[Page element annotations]
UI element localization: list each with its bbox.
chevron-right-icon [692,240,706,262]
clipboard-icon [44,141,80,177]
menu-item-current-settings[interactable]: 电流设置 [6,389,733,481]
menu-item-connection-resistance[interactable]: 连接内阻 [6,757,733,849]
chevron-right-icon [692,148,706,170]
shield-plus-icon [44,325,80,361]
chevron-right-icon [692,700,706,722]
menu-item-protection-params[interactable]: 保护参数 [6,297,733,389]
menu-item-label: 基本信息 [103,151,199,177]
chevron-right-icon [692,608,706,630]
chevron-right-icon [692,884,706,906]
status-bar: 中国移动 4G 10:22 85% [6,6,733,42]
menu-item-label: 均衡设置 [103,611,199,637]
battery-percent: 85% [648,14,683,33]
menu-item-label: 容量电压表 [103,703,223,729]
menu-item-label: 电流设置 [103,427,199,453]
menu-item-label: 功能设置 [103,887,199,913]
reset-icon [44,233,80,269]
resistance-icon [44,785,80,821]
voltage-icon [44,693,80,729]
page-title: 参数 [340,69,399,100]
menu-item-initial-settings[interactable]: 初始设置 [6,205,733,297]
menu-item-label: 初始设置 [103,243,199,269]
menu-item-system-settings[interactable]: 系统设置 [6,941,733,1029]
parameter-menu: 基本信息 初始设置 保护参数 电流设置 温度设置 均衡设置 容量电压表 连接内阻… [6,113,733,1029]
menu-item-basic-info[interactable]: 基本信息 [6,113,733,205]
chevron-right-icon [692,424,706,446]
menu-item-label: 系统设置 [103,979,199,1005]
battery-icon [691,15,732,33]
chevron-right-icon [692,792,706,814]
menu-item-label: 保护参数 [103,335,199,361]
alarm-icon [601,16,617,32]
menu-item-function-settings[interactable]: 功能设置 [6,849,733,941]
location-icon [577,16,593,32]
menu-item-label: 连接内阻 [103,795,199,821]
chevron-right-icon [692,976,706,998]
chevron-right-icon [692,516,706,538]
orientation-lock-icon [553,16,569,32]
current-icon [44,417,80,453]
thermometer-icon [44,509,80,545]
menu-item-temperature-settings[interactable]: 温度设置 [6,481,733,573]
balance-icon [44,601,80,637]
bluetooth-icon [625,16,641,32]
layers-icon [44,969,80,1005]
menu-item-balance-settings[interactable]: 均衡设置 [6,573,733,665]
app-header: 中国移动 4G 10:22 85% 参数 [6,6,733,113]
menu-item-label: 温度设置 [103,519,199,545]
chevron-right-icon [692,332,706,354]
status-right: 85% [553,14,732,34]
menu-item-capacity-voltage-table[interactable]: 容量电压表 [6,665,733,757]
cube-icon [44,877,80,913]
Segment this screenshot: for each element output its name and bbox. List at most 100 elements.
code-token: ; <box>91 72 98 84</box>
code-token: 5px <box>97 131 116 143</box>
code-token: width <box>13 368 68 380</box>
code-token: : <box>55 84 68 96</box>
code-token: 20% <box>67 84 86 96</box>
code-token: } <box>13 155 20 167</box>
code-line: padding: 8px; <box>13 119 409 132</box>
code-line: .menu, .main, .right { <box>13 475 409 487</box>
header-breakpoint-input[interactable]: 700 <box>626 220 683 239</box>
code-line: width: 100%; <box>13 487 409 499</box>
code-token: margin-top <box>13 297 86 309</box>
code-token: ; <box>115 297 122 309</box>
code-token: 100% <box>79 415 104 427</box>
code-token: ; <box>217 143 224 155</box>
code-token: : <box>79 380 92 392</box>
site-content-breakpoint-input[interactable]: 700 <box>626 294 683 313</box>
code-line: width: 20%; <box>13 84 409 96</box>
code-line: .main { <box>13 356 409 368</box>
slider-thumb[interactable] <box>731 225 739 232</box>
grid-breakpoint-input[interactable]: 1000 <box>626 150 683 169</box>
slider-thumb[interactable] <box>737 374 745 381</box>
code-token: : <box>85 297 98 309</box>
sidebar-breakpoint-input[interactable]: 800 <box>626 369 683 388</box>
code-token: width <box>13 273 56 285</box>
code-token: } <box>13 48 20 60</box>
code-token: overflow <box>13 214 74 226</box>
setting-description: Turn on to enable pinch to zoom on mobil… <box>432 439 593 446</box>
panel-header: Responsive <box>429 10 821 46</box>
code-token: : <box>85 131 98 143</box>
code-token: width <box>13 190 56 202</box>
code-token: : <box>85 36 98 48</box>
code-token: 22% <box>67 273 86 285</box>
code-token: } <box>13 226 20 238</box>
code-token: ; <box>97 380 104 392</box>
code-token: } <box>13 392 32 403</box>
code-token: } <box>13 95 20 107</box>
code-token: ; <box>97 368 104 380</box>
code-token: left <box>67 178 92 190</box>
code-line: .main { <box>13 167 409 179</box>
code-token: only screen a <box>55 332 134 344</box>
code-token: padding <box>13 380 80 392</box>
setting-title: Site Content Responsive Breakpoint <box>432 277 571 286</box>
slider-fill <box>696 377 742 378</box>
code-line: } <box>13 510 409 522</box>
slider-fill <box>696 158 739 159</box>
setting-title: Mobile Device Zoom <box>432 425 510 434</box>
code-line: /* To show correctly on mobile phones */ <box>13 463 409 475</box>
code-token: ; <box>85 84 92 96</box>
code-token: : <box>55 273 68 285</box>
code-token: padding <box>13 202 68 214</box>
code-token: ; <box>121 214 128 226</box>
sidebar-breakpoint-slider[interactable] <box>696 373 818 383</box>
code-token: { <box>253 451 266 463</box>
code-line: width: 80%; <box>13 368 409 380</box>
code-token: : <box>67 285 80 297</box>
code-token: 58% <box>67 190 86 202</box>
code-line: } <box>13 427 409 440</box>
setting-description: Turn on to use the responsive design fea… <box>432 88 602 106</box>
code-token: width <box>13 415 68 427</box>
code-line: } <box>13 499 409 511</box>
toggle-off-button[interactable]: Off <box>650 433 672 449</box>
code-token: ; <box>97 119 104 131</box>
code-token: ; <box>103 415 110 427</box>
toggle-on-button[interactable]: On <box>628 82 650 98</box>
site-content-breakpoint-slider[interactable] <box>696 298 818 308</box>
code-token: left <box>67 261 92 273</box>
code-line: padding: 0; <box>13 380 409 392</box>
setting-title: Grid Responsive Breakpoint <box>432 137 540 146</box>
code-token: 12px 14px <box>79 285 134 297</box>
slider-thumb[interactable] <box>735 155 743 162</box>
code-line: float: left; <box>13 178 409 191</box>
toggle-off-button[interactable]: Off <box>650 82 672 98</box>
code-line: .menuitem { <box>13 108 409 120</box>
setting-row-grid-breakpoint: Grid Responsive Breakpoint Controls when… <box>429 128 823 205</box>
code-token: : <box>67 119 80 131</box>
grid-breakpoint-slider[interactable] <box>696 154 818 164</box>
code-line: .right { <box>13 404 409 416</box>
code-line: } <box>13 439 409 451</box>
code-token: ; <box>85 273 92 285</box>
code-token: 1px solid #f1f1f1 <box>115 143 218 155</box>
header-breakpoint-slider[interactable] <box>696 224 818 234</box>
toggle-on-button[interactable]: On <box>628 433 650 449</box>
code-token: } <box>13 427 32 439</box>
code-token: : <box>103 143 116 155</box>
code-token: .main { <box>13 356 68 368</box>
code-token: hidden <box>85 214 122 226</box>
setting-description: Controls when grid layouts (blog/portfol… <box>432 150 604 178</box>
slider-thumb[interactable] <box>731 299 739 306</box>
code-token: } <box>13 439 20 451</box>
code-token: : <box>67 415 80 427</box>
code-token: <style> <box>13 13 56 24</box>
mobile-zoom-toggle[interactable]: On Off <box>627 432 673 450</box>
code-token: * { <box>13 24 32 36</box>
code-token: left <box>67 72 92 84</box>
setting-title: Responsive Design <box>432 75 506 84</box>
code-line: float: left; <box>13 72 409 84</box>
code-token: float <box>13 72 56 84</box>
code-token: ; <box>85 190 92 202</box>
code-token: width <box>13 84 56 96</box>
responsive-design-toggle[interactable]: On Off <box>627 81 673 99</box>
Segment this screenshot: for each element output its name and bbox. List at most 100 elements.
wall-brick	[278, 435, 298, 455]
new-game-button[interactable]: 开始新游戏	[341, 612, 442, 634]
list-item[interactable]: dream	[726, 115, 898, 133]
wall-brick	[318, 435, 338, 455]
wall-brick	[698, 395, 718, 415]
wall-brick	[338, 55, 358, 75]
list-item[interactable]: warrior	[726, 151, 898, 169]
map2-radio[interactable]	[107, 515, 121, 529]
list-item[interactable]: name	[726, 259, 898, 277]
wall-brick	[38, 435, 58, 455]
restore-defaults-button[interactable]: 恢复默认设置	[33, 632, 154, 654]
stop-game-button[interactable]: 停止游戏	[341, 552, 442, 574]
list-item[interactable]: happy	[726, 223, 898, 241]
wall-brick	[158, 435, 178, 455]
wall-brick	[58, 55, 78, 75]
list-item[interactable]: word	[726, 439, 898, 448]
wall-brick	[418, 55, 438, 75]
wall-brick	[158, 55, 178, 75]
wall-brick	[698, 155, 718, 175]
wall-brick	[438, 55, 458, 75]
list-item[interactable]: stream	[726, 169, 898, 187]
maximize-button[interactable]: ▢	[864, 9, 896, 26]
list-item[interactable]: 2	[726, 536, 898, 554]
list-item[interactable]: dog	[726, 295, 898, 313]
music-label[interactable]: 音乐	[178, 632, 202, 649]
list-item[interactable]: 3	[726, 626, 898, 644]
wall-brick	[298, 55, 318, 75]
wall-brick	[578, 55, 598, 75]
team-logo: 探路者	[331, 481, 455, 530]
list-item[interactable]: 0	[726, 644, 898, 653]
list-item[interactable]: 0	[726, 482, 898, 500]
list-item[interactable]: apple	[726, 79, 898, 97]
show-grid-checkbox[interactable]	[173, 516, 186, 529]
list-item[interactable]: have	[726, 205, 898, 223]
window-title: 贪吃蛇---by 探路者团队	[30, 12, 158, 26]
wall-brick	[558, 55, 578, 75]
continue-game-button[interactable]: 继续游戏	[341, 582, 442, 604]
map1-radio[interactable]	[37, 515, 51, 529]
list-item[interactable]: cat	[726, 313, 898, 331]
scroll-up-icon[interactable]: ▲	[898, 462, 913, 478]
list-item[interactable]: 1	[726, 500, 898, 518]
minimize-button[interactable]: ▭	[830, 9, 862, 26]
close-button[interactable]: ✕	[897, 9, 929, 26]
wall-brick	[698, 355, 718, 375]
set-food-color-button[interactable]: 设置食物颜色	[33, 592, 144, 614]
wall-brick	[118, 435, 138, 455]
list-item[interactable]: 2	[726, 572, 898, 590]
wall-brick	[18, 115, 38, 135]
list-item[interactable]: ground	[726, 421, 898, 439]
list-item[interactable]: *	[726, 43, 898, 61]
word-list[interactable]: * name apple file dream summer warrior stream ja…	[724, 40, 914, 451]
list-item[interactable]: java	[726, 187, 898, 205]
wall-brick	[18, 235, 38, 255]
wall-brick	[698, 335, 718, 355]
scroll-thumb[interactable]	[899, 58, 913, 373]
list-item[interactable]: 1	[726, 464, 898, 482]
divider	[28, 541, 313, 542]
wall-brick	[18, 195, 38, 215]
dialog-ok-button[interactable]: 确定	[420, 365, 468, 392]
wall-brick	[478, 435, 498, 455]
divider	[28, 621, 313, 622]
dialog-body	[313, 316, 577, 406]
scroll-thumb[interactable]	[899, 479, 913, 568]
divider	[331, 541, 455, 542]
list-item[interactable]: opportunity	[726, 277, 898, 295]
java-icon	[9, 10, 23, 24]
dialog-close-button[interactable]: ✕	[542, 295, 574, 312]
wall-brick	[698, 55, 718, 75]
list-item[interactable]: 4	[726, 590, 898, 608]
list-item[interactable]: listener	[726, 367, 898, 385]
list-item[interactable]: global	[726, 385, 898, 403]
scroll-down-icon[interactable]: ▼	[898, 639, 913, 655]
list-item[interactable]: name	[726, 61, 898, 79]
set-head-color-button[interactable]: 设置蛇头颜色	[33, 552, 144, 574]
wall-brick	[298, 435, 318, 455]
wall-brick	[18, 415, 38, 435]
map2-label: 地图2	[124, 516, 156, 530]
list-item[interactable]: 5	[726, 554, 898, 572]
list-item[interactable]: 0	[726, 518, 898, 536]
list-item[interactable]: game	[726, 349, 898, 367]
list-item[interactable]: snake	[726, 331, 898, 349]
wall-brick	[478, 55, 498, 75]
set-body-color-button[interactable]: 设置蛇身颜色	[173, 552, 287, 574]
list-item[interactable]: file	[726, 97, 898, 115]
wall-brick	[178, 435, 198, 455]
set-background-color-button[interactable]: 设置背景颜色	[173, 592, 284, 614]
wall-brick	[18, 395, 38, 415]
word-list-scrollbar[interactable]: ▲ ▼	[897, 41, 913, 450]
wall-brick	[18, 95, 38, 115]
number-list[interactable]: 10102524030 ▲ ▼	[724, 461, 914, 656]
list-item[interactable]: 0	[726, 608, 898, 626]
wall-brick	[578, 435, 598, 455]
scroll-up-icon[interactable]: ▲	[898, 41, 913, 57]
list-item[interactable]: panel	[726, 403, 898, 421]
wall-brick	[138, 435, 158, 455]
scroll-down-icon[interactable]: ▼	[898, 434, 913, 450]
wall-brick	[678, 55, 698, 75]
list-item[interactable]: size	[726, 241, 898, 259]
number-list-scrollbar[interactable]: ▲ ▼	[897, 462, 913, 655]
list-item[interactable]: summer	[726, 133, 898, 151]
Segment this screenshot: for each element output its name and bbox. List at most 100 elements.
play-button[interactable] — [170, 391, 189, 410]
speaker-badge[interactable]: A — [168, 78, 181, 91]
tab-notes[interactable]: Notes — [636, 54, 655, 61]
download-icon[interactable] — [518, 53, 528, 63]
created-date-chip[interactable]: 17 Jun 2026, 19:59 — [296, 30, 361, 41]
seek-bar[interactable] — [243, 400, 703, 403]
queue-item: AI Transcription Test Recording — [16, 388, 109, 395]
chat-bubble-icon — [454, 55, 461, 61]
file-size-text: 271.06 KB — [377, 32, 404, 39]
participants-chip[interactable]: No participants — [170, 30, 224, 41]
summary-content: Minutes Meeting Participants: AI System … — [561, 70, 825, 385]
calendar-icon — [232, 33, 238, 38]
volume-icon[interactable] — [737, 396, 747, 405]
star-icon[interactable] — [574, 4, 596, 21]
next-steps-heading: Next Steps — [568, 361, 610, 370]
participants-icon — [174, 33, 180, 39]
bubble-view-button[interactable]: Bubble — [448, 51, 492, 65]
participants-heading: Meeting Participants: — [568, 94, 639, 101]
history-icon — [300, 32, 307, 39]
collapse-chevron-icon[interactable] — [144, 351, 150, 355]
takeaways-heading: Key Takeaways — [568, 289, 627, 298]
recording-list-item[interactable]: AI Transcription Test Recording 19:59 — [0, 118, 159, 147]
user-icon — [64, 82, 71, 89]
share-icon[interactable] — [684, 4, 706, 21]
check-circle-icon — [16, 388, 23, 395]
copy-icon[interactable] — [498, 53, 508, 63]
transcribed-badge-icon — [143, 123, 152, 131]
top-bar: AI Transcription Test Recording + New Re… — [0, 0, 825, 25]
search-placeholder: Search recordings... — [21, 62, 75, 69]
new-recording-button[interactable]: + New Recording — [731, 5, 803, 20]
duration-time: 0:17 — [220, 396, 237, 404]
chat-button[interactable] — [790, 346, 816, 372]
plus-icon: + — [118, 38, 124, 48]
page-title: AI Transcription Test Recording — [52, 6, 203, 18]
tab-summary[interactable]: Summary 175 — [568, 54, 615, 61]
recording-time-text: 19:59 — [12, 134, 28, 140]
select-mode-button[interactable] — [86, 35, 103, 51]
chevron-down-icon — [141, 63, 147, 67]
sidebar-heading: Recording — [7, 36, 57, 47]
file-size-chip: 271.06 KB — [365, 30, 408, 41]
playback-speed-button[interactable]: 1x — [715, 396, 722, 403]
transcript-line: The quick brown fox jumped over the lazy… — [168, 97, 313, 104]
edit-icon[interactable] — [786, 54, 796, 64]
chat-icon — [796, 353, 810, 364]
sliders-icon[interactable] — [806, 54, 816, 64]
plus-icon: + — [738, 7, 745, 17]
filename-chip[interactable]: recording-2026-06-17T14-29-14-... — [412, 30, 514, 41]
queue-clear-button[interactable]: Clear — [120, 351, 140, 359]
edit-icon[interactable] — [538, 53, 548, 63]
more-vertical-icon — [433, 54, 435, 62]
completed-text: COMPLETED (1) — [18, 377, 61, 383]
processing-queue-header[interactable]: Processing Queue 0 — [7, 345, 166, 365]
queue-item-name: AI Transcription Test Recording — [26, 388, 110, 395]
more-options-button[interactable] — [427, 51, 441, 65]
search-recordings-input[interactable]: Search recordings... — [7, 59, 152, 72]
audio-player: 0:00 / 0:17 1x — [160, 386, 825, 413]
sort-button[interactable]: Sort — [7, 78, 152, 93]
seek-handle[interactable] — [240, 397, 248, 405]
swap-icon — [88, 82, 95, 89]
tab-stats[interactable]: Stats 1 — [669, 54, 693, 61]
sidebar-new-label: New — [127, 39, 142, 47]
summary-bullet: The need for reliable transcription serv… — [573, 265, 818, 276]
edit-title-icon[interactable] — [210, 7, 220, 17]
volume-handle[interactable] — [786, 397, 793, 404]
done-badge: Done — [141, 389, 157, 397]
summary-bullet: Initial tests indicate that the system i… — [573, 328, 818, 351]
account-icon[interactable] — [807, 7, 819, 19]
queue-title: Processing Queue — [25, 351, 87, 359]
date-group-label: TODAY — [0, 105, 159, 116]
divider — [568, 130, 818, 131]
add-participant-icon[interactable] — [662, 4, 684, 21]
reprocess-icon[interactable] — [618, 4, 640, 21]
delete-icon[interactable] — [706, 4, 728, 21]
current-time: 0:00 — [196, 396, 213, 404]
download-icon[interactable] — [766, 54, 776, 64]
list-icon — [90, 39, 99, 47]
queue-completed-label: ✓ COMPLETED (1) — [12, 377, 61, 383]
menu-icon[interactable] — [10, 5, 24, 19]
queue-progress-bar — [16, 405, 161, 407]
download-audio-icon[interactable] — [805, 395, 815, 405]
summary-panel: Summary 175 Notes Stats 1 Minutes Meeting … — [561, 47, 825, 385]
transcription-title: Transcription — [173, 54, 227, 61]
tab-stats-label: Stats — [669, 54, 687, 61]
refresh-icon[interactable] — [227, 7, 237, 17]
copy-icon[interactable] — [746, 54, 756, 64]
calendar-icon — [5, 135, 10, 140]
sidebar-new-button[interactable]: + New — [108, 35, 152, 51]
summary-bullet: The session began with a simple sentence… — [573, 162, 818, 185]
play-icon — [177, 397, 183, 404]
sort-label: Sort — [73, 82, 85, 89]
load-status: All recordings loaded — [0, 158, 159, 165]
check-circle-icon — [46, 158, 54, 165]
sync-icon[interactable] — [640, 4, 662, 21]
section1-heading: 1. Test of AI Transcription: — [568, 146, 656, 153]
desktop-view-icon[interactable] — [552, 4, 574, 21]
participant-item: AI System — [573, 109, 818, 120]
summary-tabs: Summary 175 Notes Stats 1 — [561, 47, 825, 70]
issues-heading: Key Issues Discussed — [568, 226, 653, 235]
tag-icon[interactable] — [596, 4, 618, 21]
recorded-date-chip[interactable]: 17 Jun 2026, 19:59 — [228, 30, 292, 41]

▶ **EXERCISE REQUIREMENTS**: Rewrite the data as a numbered list, covering only the lines from the start of the data up to and including the line that contains "page-title: 参数 [340,69,399,100]", and omit any blank lines.

▶ **TASK RESPONSE**:
1. UI element localization: list each with its bbox.
2. chevron-right-icon [692,240,706,262]
3. clipboard-icon [44,141,80,177]
4. menu-item-current-settings[interactable]: 电流设置 [6,389,733,481]
5. menu-item-connection-resistance[interactable]: 连接内阻 [6,757,733,849]
6. chevron-right-icon [692,148,706,170]
7. shield-plus-icon [44,325,80,361]
8. chevron-right-icon [692,700,706,722]
9. menu-item-protection-params[interactable]: 保护参数 [6,297,733,389]
10. menu-item-label: 基本信息 [103,151,199,177]
11. chevron-right-icon [692,608,706,630]
12. chevron-right-icon [692,884,706,906]
13. status-bar: 中国移动 4G 10:22 85% [6,6,733,42]
14. menu-item-label: 均衡设置 [103,611,199,637]
15. battery-percent: 85% [648,14,683,33]
16. menu-item-label: 容量电压表 [103,703,223,729]
17. menu-item-label: 电流设置 [103,427,199,453]
18. menu-item-label: 功能设置 [103,887,199,913]
19. reset-icon [44,233,80,269]
20. resistance-icon [44,785,80,821]
21. voltage-icon [44,693,80,729]
22. page-title: 参数 [340,69,399,100]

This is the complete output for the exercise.